[Work required]:
Locate each line in the material below that contains the string "Формат", matching case exactly, and copy those lines in full.

[Start Record excerpts]

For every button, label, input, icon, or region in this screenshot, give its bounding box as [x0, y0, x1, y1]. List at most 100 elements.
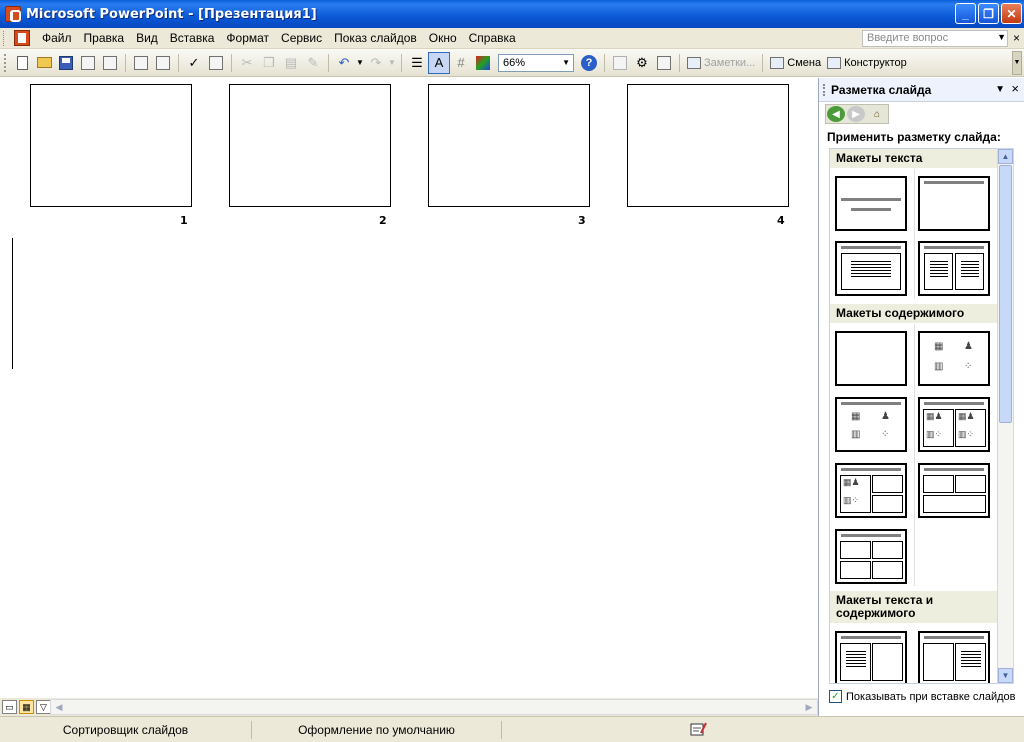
chart-icon: ▥: [851, 429, 861, 440]
slide-thumbnail[interactable]: [428, 84, 590, 207]
document-close-button[interactable]: ×: [1013, 31, 1020, 45]
back-icon[interactable]: ◀: [827, 106, 845, 122]
research-icon[interactable]: [205, 52, 227, 74]
show-on-insert-checkbox[interactable]: ✓: [829, 690, 842, 703]
category-text-layouts: Макеты текста: [830, 149, 998, 168]
toolbar-separator: [178, 53, 179, 72]
layout-text-and-content[interactable]: [835, 631, 907, 683]
layout-title-only[interactable]: [918, 176, 990, 231]
notes-icon: [687, 56, 701, 69]
show-formatting-icon[interactable]: A: [428, 51, 450, 74]
print-preview-icon[interactable]: [152, 52, 174, 74]
task-pane-grip[interactable]: [823, 84, 826, 96]
slideshow-view-icon[interactable]: ▽: [36, 700, 51, 714]
open-icon[interactable]: [33, 52, 55, 74]
undo-dropdown-icon[interactable]: ▼: [355, 52, 365, 74]
menu-bar: Файл Правка Вид Вставка Формат Сервис По…: [0, 28, 1024, 49]
slide-transition-button[interactable]: Смена: [767, 52, 824, 74]
table-icon: ▦♟: [843, 477, 860, 487]
paste-icon[interactable]: ▤: [280, 52, 302, 74]
slide-design-button[interactable]: Конструктор: [824, 52, 910, 74]
speaker-notes-button[interactable]: Заметки...: [684, 52, 758, 74]
menu-window[interactable]: Окно: [423, 29, 463, 48]
toolbar-options-chevron-icon[interactable]: ▼: [1012, 51, 1022, 75]
show-on-insert-option[interactable]: ✓ Показывать при вставке слайдов: [829, 690, 1016, 703]
slide-thumbnail[interactable]: [30, 84, 192, 207]
normal-view-icon[interactable]: ▭: [2, 700, 17, 714]
layout-title-two-columns[interactable]: [918, 241, 990, 296]
scroll-right-icon[interactable]: ▶: [801, 700, 817, 714]
scroll-down-icon[interactable]: ▼: [998, 668, 1013, 683]
spelling-status-icon[interactable]: [690, 721, 708, 737]
close-window-button[interactable]: ✕: [1001, 3, 1022, 24]
zoom-dropdown-icon[interactable]: ▼: [562, 55, 570, 71]
save-icon[interactable]: [55, 52, 77, 74]
undo-icon[interactable]: ↶: [333, 52, 355, 74]
layout-title-two-over-one[interactable]: [918, 463, 990, 518]
format-painter-icon[interactable]: ✎: [302, 52, 324, 74]
print-icon[interactable]: [130, 52, 152, 74]
layout-title-four-content[interactable]: [835, 529, 907, 584]
hide-slide-icon[interactable]: [609, 52, 631, 74]
minimize-button[interactable]: _: [955, 3, 976, 24]
ask-question-input[interactable]: Введите вопрос: [862, 30, 1008, 47]
menu-grip[interactable]: [3, 30, 6, 46]
toolbar-grip[interactable]: [4, 53, 7, 72]
layout-title-slide[interactable]: [835, 176, 907, 231]
status-design-name[interactable]: Оформление по умолчанию: [252, 721, 502, 739]
home-icon[interactable]: ⌂: [867, 106, 887, 122]
horizontal-scrollbar[interactable]: ◀ ▶: [50, 699, 818, 715]
title-bar: Microsoft PowerPoint - [Презентация1] _ …: [0, 0, 1024, 28]
grid-icon[interactable]: #: [450, 52, 472, 74]
help-icon[interactable]: ?: [578, 52, 600, 74]
expand-all-icon[interactable]: ☰: [406, 52, 428, 74]
spelling-icon[interactable]: ✓: [183, 52, 205, 74]
task-pane-close-icon[interactable]: ×: [1011, 81, 1019, 96]
slide-thumbnail[interactable]: [229, 84, 391, 207]
redo-icon[interactable]: ↷: [365, 52, 387, 74]
document-icon[interactable]: [14, 30, 30, 46]
layout-title-content-over-content[interactable]: ▦♟ ▥⁘: [835, 463, 907, 518]
summary-slide-icon[interactable]: [653, 52, 675, 74]
ask-dropdown-icon[interactable]: ▼: [997, 32, 1006, 42]
restore-button[interactable]: ❐: [978, 3, 999, 24]
layout-title-text[interactable]: [835, 241, 907, 296]
layout-content-and-text[interactable]: [918, 631, 990, 683]
redo-dropdown-icon[interactable]: ▼: [387, 52, 397, 74]
toolbar-separator: [762, 53, 764, 72]
task-pane-scrollbar[interactable]: ▲ ▼: [997, 148, 1014, 684]
menu-view[interactable]: Вид: [130, 29, 164, 48]
powerpoint-app-icon[interactable]: [5, 6, 21, 22]
task-pane: Разметка слайда ▼ × ◀ ▶ ⌂ Применить разм…: [818, 78, 1024, 716]
scroll-left-icon[interactable]: ◀: [51, 700, 67, 714]
menu-edit[interactable]: Правка: [78, 29, 131, 48]
new-icon[interactable]: [11, 52, 33, 74]
notes-label: Заметки...: [704, 56, 756, 69]
permission-icon[interactable]: [77, 52, 99, 74]
task-pane-title[interactable]: Разметка слайда: [831, 83, 931, 97]
layout-title-content[interactable]: ▦ ♟ ▥ ⁘: [835, 397, 907, 452]
slide-sorter-view-icon[interactable]: ▦: [19, 700, 34, 714]
apply-layout-label: Применить разметку слайда:: [827, 130, 1001, 144]
menu-help[interactable]: Справка: [463, 29, 522, 48]
forward-icon[interactable]: ▶: [847, 106, 865, 122]
layout-blank[interactable]: [835, 331, 907, 386]
layout-title-two-content[interactable]: ▦♟ ▦♟ ▥⁘ ▥⁘: [918, 397, 990, 452]
zoom-select[interactable]: 66% ▼: [498, 53, 574, 72]
cut-icon[interactable]: ✂: [236, 52, 258, 74]
color-grayscale-icon[interactable]: [472, 52, 494, 74]
menu-format[interactable]: Формат: [220, 29, 275, 48]
menu-slideshow[interactable]: Показ слайдов: [328, 29, 423, 48]
menu-tools[interactable]: Сервис: [275, 29, 328, 48]
layout-content[interactable]: ▦ ♟ ▥ ⁘: [918, 331, 990, 386]
scroll-thumb[interactable]: [999, 165, 1012, 423]
scroll-up-icon[interactable]: ▲: [998, 149, 1013, 164]
task-pane-menu-icon[interactable]: ▼: [995, 84, 1005, 95]
menu-file[interactable]: Файл: [36, 29, 78, 48]
rehearse-timings-icon[interactable]: ⚙: [631, 52, 653, 74]
copy-icon[interactable]: ❐: [258, 52, 280, 74]
menu-insert[interactable]: Вставка: [164, 29, 221, 48]
email-icon[interactable]: [99, 52, 121, 74]
slide-thumbnail[interactable]: [627, 84, 789, 207]
diagram-icon: ⁘: [881, 429, 890, 440]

[End Record excerpts]

[Worked solution]:
menu-bar: Файл Правка Вид Вставка Формат Сервис По…: [0, 28, 1024, 49]
menu-format[interactable]: Формат: [220, 29, 275, 48]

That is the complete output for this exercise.